### Records for the task
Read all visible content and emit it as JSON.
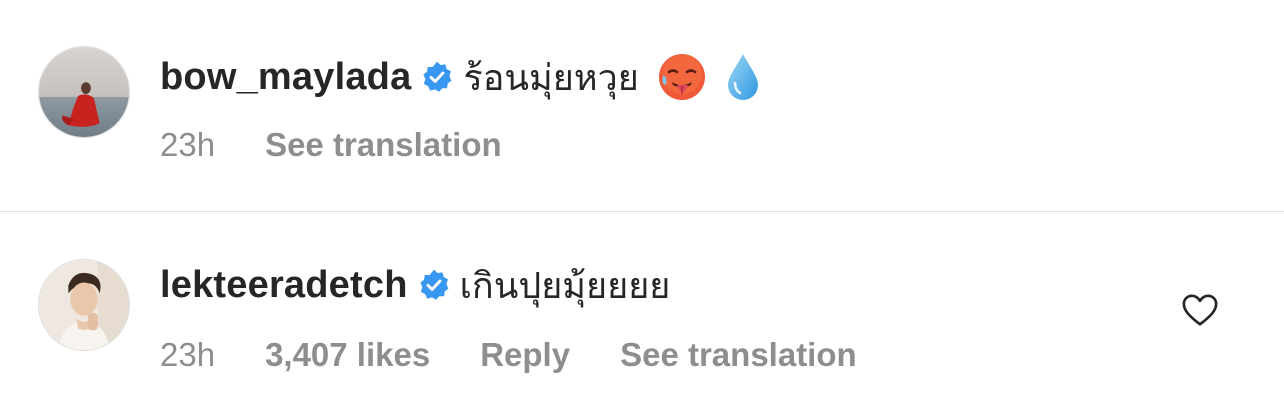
{
  "comments": [
    {
      "username": "bow_maylada",
      "text": "ร้อนมุ่ยหวุย",
      "emojis": [
        "hot-face-emoji",
        "droplet-emoji"
      ],
      "time": "23h",
      "see_translation": "See translation",
      "verified": true
    },
    {
      "username": "lekteeradetch",
      "text": "เกินปุยมุ้ยยยย",
      "time": "23h",
      "likes": "3,407 likes",
      "reply": "Reply",
      "see_translation": "See translation",
      "verified": true,
      "like_icon": "heart-outline-icon"
    }
  ],
  "colors": {
    "verified_blue": "#3897f0",
    "meta_gray": "#8e8e8e",
    "text_dark": "#262626"
  }
}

### Set task
Check each line of the entries for the string "username". Copy the lines that have it.

### The reply
      "username": "bow_maylada",
      "username": "lekteeradetch",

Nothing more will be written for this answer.